**Problem statement**.
Every line below should be repeated exactly.

------------------------------------------------

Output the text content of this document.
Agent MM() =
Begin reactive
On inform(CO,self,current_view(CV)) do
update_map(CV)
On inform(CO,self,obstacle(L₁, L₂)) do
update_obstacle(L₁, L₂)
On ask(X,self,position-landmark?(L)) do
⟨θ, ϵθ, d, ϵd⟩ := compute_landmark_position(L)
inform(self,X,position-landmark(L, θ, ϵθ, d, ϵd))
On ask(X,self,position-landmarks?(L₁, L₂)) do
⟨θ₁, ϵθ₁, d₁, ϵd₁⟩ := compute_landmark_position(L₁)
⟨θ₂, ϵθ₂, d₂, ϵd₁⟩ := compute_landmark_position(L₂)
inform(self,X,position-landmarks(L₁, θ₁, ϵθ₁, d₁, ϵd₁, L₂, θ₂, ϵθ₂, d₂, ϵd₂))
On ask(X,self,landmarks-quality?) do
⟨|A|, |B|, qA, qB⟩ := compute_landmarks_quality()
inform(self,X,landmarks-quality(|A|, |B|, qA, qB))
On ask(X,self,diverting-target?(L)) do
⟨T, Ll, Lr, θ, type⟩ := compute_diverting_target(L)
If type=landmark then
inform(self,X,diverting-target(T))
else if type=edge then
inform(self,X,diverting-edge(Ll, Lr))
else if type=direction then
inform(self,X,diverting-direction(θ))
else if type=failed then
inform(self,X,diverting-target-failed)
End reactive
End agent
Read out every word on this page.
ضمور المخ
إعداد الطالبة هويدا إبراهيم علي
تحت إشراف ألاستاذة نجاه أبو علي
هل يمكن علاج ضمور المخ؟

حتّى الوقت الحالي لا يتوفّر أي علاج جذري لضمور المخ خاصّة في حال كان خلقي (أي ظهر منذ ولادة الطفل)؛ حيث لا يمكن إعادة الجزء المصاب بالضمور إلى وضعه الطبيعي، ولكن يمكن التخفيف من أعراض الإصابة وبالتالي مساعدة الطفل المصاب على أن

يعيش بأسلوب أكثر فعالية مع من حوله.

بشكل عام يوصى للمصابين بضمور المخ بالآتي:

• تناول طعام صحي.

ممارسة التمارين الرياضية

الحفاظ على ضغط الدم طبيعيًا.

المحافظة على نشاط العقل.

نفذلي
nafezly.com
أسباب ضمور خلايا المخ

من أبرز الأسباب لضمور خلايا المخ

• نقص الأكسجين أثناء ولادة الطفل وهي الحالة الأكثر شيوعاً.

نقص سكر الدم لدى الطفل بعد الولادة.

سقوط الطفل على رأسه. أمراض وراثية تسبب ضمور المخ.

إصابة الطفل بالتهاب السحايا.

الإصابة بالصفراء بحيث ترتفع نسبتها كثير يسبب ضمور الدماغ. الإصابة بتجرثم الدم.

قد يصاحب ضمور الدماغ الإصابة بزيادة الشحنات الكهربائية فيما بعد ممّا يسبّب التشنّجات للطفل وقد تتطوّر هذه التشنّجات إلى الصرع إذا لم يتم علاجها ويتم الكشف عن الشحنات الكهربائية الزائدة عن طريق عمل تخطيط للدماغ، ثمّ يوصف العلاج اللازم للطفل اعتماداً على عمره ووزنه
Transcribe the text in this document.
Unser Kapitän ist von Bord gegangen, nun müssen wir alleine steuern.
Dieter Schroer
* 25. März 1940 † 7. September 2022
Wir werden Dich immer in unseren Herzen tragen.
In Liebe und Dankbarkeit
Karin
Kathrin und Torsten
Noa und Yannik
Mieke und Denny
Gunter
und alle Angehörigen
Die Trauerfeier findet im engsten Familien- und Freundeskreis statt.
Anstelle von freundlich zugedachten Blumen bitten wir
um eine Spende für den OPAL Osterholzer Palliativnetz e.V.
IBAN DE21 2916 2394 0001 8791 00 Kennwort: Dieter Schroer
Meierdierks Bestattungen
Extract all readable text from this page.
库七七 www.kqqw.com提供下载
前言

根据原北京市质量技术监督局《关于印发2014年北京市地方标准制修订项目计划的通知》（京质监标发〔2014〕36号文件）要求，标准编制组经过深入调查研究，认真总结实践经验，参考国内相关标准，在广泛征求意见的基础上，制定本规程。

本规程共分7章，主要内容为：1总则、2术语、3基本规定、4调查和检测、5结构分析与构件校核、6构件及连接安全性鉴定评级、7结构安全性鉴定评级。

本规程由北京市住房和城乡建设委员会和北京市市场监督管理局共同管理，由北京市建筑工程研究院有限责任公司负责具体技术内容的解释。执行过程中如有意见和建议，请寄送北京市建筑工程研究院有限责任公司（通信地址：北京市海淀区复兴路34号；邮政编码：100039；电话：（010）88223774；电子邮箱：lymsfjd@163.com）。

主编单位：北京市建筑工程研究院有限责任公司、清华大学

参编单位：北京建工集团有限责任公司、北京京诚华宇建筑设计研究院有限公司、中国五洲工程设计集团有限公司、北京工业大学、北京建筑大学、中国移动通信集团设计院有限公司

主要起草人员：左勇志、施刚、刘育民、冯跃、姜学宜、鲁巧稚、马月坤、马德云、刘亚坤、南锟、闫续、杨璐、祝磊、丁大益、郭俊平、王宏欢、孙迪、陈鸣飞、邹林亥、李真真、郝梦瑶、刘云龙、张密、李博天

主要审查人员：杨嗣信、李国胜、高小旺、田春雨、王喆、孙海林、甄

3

------------------------------------------------

**Result below**.
Output the text content of this document.
Agent MM() =
Begin reactive
On inform(CO,self,current_view(CV)) do
update_map(CV)
On inform(CO,self,obstacle(L₁, L₂)) do
update_obstacle(L₁, L₂)
On ask(X,self,position-landmark?(L)) do
⟨θ, ϵθ, d, ϵd⟩ := compute_landmark_position(L)
inform(self,X,position-landmark(L, θ, ϵθ, d, ϵd))
On ask(X,self,position-landmarks?(L₁, L₂)) do
⟨θ₁, ϵθ₁, d₁, ϵd₁⟩ := compute_landmark_position(L₁)
⟨θ₂, ϵθ₂, d₂, ϵd₁⟩ := compute_landmark_position(L₂)
inform(self,X,position-landmarks(L₁, θ₁, ϵθ₁, d₁, ϵd₁, L₂, θ₂, ϵθ₂, d₂, ϵd₂))
On ask(X,self,landmarks-quality?) do
⟨|A|, |B|, qA, qB⟩ := compute_landmarks_quality()
inform(self,X,landmarks-quality(|A|, |B|, qA, qB))
On ask(X,self,diverting-target?(L)) do
⟨T, Ll, Lr, θ, type⟩ := compute_diverting_target(L)
If type=landmark then
inform(self,X,diverting-target(T))
else if type=edge then
inform(self,X,diverting-edge(Ll, Lr))
else if type=direction then
inform(self,X,diverting-direction(θ))
else if type=failed then
inform(self,X,diverting-target-failed)
End reactive
End agent
Read out every word on this page.
ضمور المخ
إعداد الطالبة هويدا إبراهيم علي
تحت إشراف ألاستاذة نجاه أبو علي
هل يمكن علاج ضمور المخ؟

حتّى الوقت الحالي لا يتوفّر أي علاج جذري لضمور المخ خاصّة في حال كان خلقي (أي ظهر منذ ولادة الطفل)؛ حيث لا يمكن إعادة الجزء المصاب بالضمور إلى وضعه الطبيعي، ولكن يمكن التخفيف من أعراض الإصابة وبالتالي مساعدة الطفل المصاب على أن

يعيش بأسلوب أكثر فعالية مع من حوله.

بشكل عام يوصى للمصابين بضمور المخ بالآتي:

• تناول طعام صحي.

ممارسة التمارين الرياضية

الحفاظ على ضغط الدم طبيعيًا.

المحافظة على نشاط العقل.

نفذلي
nafezly.com
أسباب ضمور خلايا المخ

من أبرز الأسباب لضمور خلايا المخ

• نقص الأكسجين أثناء ولادة الطفل وهي الحالة الأكثر شيوعاً.

نقص سكر الدم لدى الطفل بعد الولادة.

سقوط الطفل على رأسه. أمراض وراثية تسبب ضمور المخ.

إصابة الطفل بالتهاب السحايا.

الإصابة بالصفراء بحيث ترتفع نسبتها كثير يسبب ضمور الدماغ. الإصابة بتجرثم الدم.

قد يصاحب ضمور الدماغ الإصابة بزيادة الشحنات الكهربائية فيما بعد ممّا يسبّب التشنّجات للطفل وقد تتطوّر هذه التشنّجات إلى الصرع إذا لم يتم علاجها ويتم الكشف عن الشحنات الكهربائية الزائدة عن طريق عمل تخطيط للدماغ، ثمّ يوصف العلاج اللازم للطفل اعتماداً على عمره ووزنه
Transcribe the text in this document.
Unser Kapitän ist von Bord gegangen, nun müssen wir alleine steuern.
Dieter Schroer
* 25. März 1940 † 7. September 2022
Wir werden Dich immer in unseren Herzen tragen.
In Liebe und Dankbarkeit
Karin
Kathrin und Torsten
Noa und Yannik
Mieke und Denny
Gunter
und alle Angehörigen
Die Trauerfeier findet im engsten Familien- und Freundeskreis statt.
Anstelle von freundlich zugedachten Blumen bitten wir
um eine Spende für den OPAL Osterholzer Palliativnetz e.V.
IBAN DE21 2916 2394 0001 8791 00 Kennwort: Dieter Schroer
Meierdierks Bestattungen
Extract all readable text from this page.
库七七 www.kqqw.com提供下载
前言

根据原北京市质量技术监督局《关于印发2014年北京市地方标准制修订项目计划的通知》（京质监标发〔2014〕36号文件）要求，标准编制组经过深入调查研究，认真总结实践经验，参考国内相关标准，在广泛征求意见的基础上，制定本规程。

本规程共分7章，主要内容为：1总则、2术语、3基本规定、4调查和检测、5结构分析与构件校核、6构件及连接安全性鉴定评级、7结构安全性鉴定评级。

本规程由北京市住房和城乡建设委员会和北京市市场监督管理局共同管理，由北京市建筑工程研究院有限责任公司负责具体技术内容的解释。执行过程中如有意见和建议，请寄送北京市建筑工程研究院有限责任公司（通信地址：北京市海淀区复兴路34号；邮政编码：100039；电话：（010）88223774；电子邮箱：lymsfjd@163.com）。

主编单位：北京市建筑工程研究院有限责任公司、清华大学

参编单位：北京建工集团有限责任公司、北京京诚华宇建筑设计研究院有限公司、中国五洲工程设计集团有限公司、北京工业大学、北京建筑大学、中国移动通信集团设计院有限公司

主要起草人员：左勇志、施刚、刘育民、冯跃、姜学宜、鲁巧稚、马月坤、马德云、刘亚坤、南锟、闫续、杨璐、祝磊、丁大益、郭俊平、王宏欢、孙迪、陈鸣飞、邹林亥、李真真、郝梦瑶、刘云龙、张密、李博天

主要审查人员：杨嗣信、李国胜、高小旺、田春雨、王喆、孙海林、甄

3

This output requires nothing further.